==== Records for this exercise

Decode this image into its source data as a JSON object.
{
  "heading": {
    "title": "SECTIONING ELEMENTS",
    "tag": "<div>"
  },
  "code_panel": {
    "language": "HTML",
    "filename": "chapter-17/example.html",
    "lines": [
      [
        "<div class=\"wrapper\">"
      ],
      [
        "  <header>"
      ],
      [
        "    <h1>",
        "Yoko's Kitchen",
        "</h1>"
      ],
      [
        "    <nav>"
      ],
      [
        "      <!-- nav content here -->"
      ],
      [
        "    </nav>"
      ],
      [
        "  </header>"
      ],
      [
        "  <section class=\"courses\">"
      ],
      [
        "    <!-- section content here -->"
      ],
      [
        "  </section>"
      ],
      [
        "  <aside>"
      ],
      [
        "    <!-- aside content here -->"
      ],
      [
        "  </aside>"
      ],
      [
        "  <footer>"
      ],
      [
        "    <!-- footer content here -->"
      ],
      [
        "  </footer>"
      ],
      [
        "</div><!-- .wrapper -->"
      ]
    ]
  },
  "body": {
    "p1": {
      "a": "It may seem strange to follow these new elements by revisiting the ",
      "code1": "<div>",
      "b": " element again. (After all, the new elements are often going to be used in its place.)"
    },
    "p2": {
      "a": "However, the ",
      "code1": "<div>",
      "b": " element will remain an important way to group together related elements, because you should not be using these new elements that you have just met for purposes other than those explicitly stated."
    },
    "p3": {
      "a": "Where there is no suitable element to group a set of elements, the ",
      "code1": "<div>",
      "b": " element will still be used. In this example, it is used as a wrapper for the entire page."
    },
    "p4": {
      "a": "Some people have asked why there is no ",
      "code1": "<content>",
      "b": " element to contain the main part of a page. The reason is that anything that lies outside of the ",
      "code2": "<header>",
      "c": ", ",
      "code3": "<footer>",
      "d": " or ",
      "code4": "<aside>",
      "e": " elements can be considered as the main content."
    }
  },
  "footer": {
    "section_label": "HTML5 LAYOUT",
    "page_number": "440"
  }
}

========

#### Your instructions
Transcribe every entry exactly, omitting nothing.

#### Solution to this problem
Decode this image into its source data as a JSON object.
{
  "heading": {
    "title": "SECTIONING ELEMENTS",
    "tag": "<div>"
  },
  "code_panel": {
    "language": "HTML",
    "filename": "chapter-17/example.html",
    "lines": [
      [
        "<div class=\"wrapper\">"
      ],
      [
        "  <header>"
      ],
      [
        "    <h1>",
        "Yoko's Kitchen",
        "</h1>"
      ],
      [
        "    <nav>"
      ],
      [
        "      <!-- nav content here -->"
      ],
      [
        "    </nav>"
      ],
      [
        "  </header>"
      ],
      [
        "  <section class=\"courses\">"
      ],
      [
        "    <!-- section content here -->"
      ],
      [
        "  </section>"
      ],
      [
        "  <aside>"
      ],
      [
        "    <!-- aside content here -->"
      ],
      [
        "  </aside>"
      ],
      [
        "  <footer>"
      ],
      [
        "    <!-- footer content here -->"
      ],
      [
        "  </footer>"
      ],
      [
        "</div><!-- .wrapper -->"
      ]
    ]
  },
  "body": {
    "p1": {
      "a": "It may seem strange to follow these new elements by revisiting the ",
      "code1": "<div>",
      "b": " element again. (After all, the new elements are often going to be used in its place.)"
    },
    "p2": {
      "a": "However, the ",
      "code1": "<div>",
      "b": " element will remain an important way to group together related elements, because you should not be using these new elements that you have just met for purposes other than those explicitly stated."
    },
    "p3": {
      "a": "Where there is no suitable element to group a set of elements, the ",
      "code1": "<div>",
      "b": " element will still be used. In this example, it is used as a wrapper for the entire page."
    },
    "p4": {
      "a": "Some people have asked why there is no ",
      "code1": "<content>",
      "b": " element to contain the main part of a page. The reason is that anything that lies outside of the ",
      "code2": "<header>",
      "c": ", ",
      "code3": "<footer>",
      "d": " or ",
      "code4": "<aside>",
      "e": " elements can be considered as the main content."
    }
  },
  "footer": {
    "section_label": "HTML5 LAYOUT",
    "page_number": "440"
  }
}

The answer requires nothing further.